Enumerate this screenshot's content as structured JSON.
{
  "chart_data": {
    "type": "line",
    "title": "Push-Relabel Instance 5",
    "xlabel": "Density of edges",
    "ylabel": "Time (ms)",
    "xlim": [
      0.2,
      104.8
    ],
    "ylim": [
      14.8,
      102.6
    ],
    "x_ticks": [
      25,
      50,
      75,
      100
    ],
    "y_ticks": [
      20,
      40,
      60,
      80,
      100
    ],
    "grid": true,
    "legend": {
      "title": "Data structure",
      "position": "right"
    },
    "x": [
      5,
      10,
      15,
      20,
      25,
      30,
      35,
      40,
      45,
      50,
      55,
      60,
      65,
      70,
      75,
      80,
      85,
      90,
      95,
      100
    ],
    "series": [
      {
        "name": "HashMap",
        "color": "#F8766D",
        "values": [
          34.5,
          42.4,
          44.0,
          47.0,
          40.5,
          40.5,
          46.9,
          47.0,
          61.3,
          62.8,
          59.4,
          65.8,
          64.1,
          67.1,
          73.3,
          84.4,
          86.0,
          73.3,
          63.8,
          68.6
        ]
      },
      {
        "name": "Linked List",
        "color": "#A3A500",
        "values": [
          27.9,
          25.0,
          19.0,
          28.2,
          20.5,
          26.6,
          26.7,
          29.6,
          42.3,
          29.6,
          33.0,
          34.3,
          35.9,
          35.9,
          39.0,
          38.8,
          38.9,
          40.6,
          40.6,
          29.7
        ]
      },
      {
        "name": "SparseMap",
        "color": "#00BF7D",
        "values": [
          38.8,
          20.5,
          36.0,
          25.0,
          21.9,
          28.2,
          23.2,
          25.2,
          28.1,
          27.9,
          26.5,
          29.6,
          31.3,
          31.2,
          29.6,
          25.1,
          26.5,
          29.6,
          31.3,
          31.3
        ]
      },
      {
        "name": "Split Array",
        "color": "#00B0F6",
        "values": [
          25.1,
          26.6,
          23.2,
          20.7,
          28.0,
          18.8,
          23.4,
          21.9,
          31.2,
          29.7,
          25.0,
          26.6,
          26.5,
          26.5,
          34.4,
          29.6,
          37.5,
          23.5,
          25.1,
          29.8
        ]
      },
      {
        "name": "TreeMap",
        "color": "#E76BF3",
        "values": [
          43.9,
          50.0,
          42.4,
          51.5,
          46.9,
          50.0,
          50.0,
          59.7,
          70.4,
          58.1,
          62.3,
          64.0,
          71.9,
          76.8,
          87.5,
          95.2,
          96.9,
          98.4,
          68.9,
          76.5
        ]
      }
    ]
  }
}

================

▶ _WHAT YOU NEED TO DO_: Gather each line in the data that holds the string "name".

▶ _RESULT FOR THIS TASK_:
        "name": "HashMap",
        "name": "Linked List",
        "name": "SparseMap",
        "name": "Split Array",
        "name": "TreeMap",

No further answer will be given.